Most people concentrated on the scalability aspect which is important.
Now we are able to release a few initial benchmark results. The
benchmarking was done using a simple benchmark program we developed
during the NPTL development. This does not mean it is tailored to
show NPTL in especially favorable light. To the contrary: we used it
to analyze potential weak points of the 1-on-1 approach.
What is measured is simply the time to create and destroy threads,
under various conditions. Only a certainly, variable number of
threads exist at one time. If the maximum number of parallel threads
is reached the program waits for a thread to terminate before creating
a new one. This keeps resource requirements at a manageable level.
New threads are created by possibly more than one thread; the exact
number is the second variable in the test series.
The tests performed were:
create threads in a row:
for 1 to 20 toplevel threads creating new threads
create for each toplevel thread up to 1 to 10 children
(The number of times we repeated the thread creation operation is
100,000 - this was only done to get a measurable test time and should
not be confused with earlier 'start up 100,000 parallel threads at once'
tests.)
The result is table with 200 times. Each time is indexed with the
number of toplevel threads and the maximum number of threads each
toplevel thread can create before having to wait for one to finish.
The created threads do no work at all, they just finish.
The problem the benchmark program has to solve is ideal for an M-on-N
implementation. It consists simply of creating a new thread, running
it for a tiny bit of time, and terminating it. In an M-on-N
implementation this only means to modify a few user-level data
structures. For the startup a data structure describing the thread
must be created, the context (registers etc.) must be set up (NGPT
uses makecontext() which is implemented completely at user level for
x86 on Linux). At termination time the data structure is disposed off
and that is it. No system call required.

> Job:
List every test that the NPTL benchmark excerpt names under "The tests performed were:".

> Extracted records:
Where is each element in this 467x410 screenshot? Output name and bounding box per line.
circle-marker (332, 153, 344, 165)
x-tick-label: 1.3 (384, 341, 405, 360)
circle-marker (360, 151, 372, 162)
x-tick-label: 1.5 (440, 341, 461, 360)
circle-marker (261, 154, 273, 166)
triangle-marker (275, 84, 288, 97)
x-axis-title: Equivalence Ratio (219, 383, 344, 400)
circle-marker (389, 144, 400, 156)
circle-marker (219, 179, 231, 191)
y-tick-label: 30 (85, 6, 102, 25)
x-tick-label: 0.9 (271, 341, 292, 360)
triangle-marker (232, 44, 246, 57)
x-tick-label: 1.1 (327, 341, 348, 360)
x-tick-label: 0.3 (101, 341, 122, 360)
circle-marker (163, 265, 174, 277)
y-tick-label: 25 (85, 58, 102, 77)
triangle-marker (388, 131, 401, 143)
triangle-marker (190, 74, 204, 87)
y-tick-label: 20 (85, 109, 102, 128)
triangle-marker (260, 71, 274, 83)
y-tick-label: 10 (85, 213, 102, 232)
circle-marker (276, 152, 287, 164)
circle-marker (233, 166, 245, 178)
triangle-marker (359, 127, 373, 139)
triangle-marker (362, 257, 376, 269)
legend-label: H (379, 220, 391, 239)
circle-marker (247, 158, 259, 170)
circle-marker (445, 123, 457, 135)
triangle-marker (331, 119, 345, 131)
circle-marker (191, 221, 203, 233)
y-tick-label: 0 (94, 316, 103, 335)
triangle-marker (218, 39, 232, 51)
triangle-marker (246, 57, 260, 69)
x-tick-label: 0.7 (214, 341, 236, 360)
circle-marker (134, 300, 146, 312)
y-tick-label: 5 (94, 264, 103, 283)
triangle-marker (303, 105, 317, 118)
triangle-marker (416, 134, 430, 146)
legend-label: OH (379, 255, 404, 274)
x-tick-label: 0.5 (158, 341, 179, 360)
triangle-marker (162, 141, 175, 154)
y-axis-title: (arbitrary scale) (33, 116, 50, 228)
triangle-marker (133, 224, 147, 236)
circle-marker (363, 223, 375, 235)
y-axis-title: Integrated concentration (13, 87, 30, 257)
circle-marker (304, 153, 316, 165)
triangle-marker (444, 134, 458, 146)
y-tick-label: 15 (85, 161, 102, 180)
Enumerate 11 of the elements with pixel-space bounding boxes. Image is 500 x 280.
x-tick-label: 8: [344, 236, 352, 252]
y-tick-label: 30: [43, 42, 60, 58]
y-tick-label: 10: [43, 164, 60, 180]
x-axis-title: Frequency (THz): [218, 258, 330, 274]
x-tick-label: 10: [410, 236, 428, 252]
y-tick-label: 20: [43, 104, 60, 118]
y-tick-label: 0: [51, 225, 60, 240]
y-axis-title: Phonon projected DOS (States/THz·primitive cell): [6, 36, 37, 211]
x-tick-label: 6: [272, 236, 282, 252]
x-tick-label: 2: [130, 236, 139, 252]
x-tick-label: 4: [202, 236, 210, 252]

> Output:
- Create threads in a row
- For 1 to 20 toplevel threads creating new threads
- Create for each toplevel thread up to 1 to 10 children